# start of Data rows
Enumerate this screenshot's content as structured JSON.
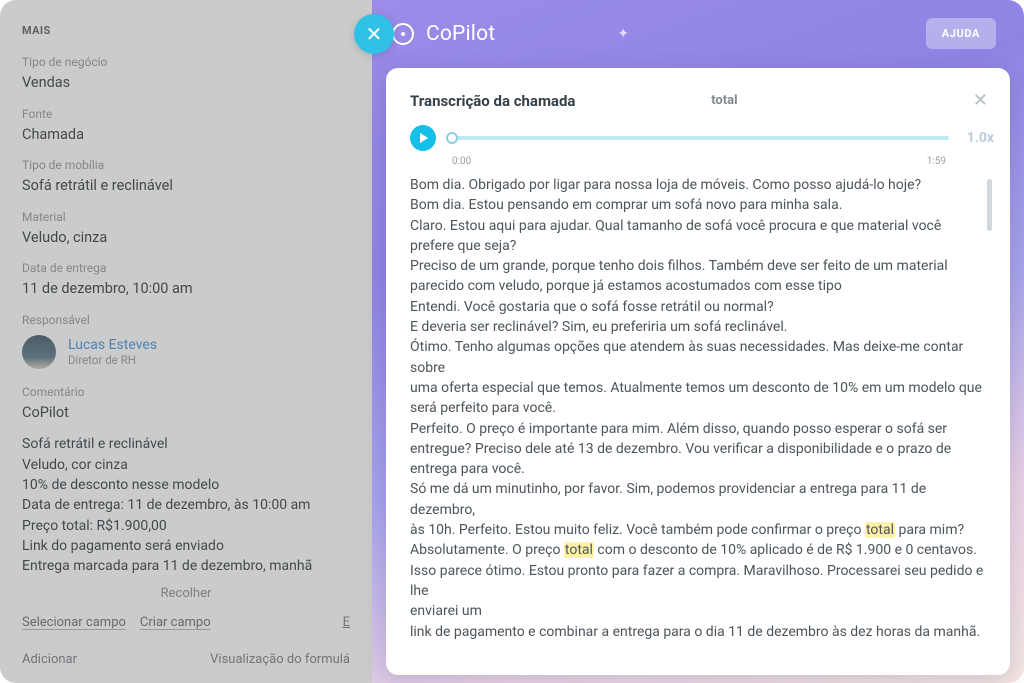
{
  "left": {
    "section": "MAIS",
    "fields": {
      "business_type_label": "Tipo de negócio",
      "business_type": "Vendas",
      "source_label": "Fonte",
      "source": "Chamada",
      "furniture_type_label": "Tipo de mobília",
      "furniture_type": "Sofá retrátil e reclinável",
      "material_label": "Material",
      "material": "Veludo, cinza",
      "delivery_label": "Data de entrega",
      "delivery": "11 de dezembro, 10:00 am",
      "responsible_label": "Responsável"
    },
    "responsible": {
      "name": "Lucas Esteves",
      "role": "Diretor de RH"
    },
    "comment_label": "Comentário",
    "comment_title": "CoPilot",
    "comment_lines": {
      "l1": "Sofá retrátil e reclinável",
      "l2": "Veludo, cor cinza",
      "l3": "10% de desconto nesse modelo",
      "l4": "Data de entrega: 11 de dezembro, às 10:00 am",
      "l5": "Preço total: R$1.900,00",
      "l6": "Link do pagamento será enviado",
      "l7": "Entrega marcada para 11 de dezembro, manhã"
    },
    "collapse": "Recolher",
    "select_field": "Selecionar campo",
    "create_field": "Criar campo",
    "bottom_e": "E",
    "add": "Adicionar",
    "form_view": "Visualização do formulá"
  },
  "copilot": {
    "brand": "CoPilot",
    "help": "AJUDA"
  },
  "card": {
    "title": "Transcrição da chamada",
    "search": "total",
    "time_start": "0:00",
    "time_end": "1:59",
    "speed": "1.0x"
  },
  "transcript": {
    "p1": "Bom dia. Obrigado por ligar para nossa loja de móveis. Como posso ajudá-lo hoje?",
    "p2": "Bom dia. Estou pensando em comprar um sofá novo para minha sala.",
    "p3": "Claro. Estou aqui para ajudar. Qual tamanho de sofá você procura e que material você prefere que seja?",
    "p4": "Preciso de um grande, porque tenho dois filhos. Também deve ser feito de um material parecido com veludo, porque já estamos acostumados com esse tipo",
    "p5": "Entendi. Você gostaria que o sofá fosse retrátil ou normal?",
    "p6": "E deveria ser reclinável? Sim, eu preferiria um sofá reclinável.",
    "p7": "Ótimo. Tenho algumas opções que atendem às suas necessidades. Mas deixe-me contar sobre",
    "p8": "uma oferta especial que temos. Atualmente temos um desconto de 10% em um modelo que será perfeito para você.",
    "p9": "Perfeito. O preço é importante para mim. Além disso, quando posso esperar o sofá ser entregue? Preciso dele até 13 de dezembro. Vou verificar a disponibilidade e o prazo de entrega para você.",
    "p10": "Só me dá um minutinho, por favor. Sim, podemos providenciar a entrega para 11 de dezembro,",
    "p11a": "às 10h. Perfeito. Estou muito feliz. Você também pode confirmar o preço ",
    "p11b": " para mim?",
    "p12a": "Absolutamente. O preço ",
    "p12b": " com o desconto de 10% aplicado é de R$ 1.900 e 0 centavos.",
    "p13": "Isso parece ótimo. Estou pronto para fazer a compra. Maravilhoso. Processarei seu pedido e lhe",
    "p14": "enviarei um",
    "p15": "link de pagamento e combinar a entrega para o dia 11 de dezembro às dez horas da manhã.",
    "hl": "total"
  }
}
# end of Data rows
### What the task requires
What is the number of lines in the records that contain "posso"? Give that number only.

### Response for this exercise
2